- What the task asks -
Lines holding the string "reference" are the ones to copy from this listing.

- Dataset excerpts -

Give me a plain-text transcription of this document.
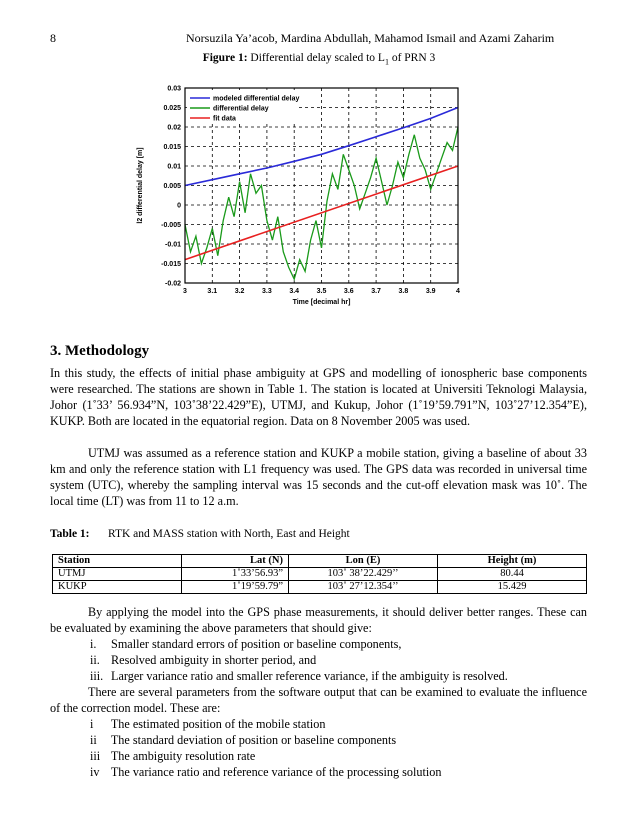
8	Norsuzila Ya’acob, Mardina Abdullah, Mahamod Ismail and Azami Zaharim
Figure 1: Differential delay scaled to $L_1$ of PRN 3
3	3.1	3.2	3.3	3.4	3.5	3.6	3.7	3.8	3.9	4
0.03
0.025
0.02
0.015
0.01
0.005
0
-0.005
-0.01
-0.015
-0.02
modeled differential delay
differential delay
fit data
l2 differential delay [m]
Time [decimal hr]
3. Methodology
In this study, the effects of initial phase ambiguity at GPS and modelling of ionospheric base components were researched. The stations are shown in Table 1. The station is located at Universiti Teknologi Malaysia, Johor (1˚33’ 56.934”N, 103˚38’22.429”E), UTMJ, and Kukup, Johor (1˚19’59.791”N, 103˚27’12.354”E), KUKP. Both are located in the equatorial region. Data on 8 November 2005 was used.
UTMJ was assumed as a reference station and KUKP a mobile station, giving a baseline of about 33 km and only the reference station with L1 frequency was used. The GPS data was recorded in universal time system (UTC), whereby the sampling interval was 15 seconds and the cut-off elevation mask was 10˚. The local time (LT) was from 11 to 12 a.m.
Table 1: RTK and MASS station with North, East and Height
Station	Lat (N)	Lon (E)	Height (m)
UTMJ	1˚33’56.93”	103˚ 38’22.429’’	80.44
KUKP	1˚19’59.79”	103˚ 27’12.354’’	15.429
By applying the model into the GPS phase measurements, it should deliver better ranges. These can be evaluated by examining the above parameters that should give:
i. Smaller standard errors of position or baseline components,
ii. Resolved ambiguity in shorter period, and
iii. Larger variance ratio and smaller reference variance, if the ambiguity is resolved.
There are several parameters from the software output that can be examined to evaluate the influence of the correction model. These are:
i The estimated position of the mobile station
ii The standard deviation of position or baseline components
iii The ambiguity resolution rate
iv The variance ratio and reference variance of the processing solution
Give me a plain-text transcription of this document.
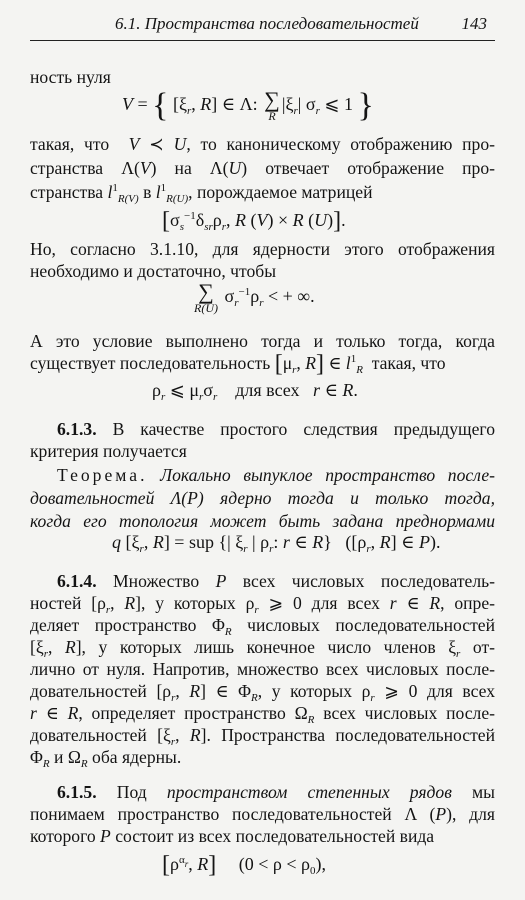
6.1. Пространства последовательностей	143
ность нуля
V = { [$\xi_r$, R] ∈ Λ: ∑
R
$|\xi_r|$ $\sigma_r$ ⩽ 1 }
такая, что  V ≺ U, то каноническому отображению про-
странства Λ(V) на Λ(U) отвечает отображение про-
странства $l^1_{R(V)}$ в $l^1_{R(U)}$, порождаемое матрицей
[$\sigma_s^{-1}\delta_{sr}\rho_r$, R (V) × R (U)].
Но, согласно 3.1.10, для ядерности этого отображения
необходимо и достаточно, чтобы
∑
R(U)
$\sigma_r^{-1}\rho_r$ < + ∞.
А это условие выполнено тогда и только тогда, когда
существует последовательность [$\mu_r$, R] ∈ $l^1_R$  такая, что
$\rho_r$ ⩽ $\mu_r\sigma_r$    для всех   r ∈ R.
6.1.3. В качестве простого следствия предыдущего
критерия получается
Теорема. Локально выпуклое пространство после-
довательностей Λ(P) ядерно тогда и только тогда,
когда его топология может быть задана преднормами
q [$\xi_r$, R] = sup {| $\xi_r$ | $\rho_r$: r ∈ R}   ([$\rho_r$, R] ∈ P).
6.1.4. Множество P всех числовых последователь-
ностей [$\rho_r$, R], у которых $\rho_r$ ⩾ 0 для всех r ∈ R, опре-
деляет пространство $\Phi_R$ числовых последовательностей
[$\xi_r$, R], у которых лишь конечное число членов $\xi_r$ от-
лично от нуля. Напротив, множество всех числовых после-
довательностей [$\rho_r$, R] ∈ $\Phi_R$, у которых $\rho_r$ ⩾ 0 для всех
r ∈ R, определяет пространство $\Omega_R$ всех числовых после-
довательностей [$\xi_r$, R]. Пространства последовательностей
$\Phi_R$ и $\Omega_R$ оба ядерны.
6.1.5. Под пространством степенных рядов мы
понимаем пространство последовательностей Λ (P), для
которого P состоит из всех последовательностей вида
[$\rho^{\alpha_r}$, R]     $(0 < \rho < \rho_0)$,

- Exercise response -
UTMJ was assumed as a reference station and KUKP a mobile station, giving a baseline of about 33 km and only the reference station with L1 frequency was used. The GPS data was recorded in universal time system (UTC), whereby the sampling interval was 15 seconds and the cut-off elevation mask was 10˚. The local time (LT) was from 11 to 12 a.m.
iii. Larger variance ratio and smaller reference variance, if the ambiguity is resolved.
iv The variance ratio and reference variance of the processing solution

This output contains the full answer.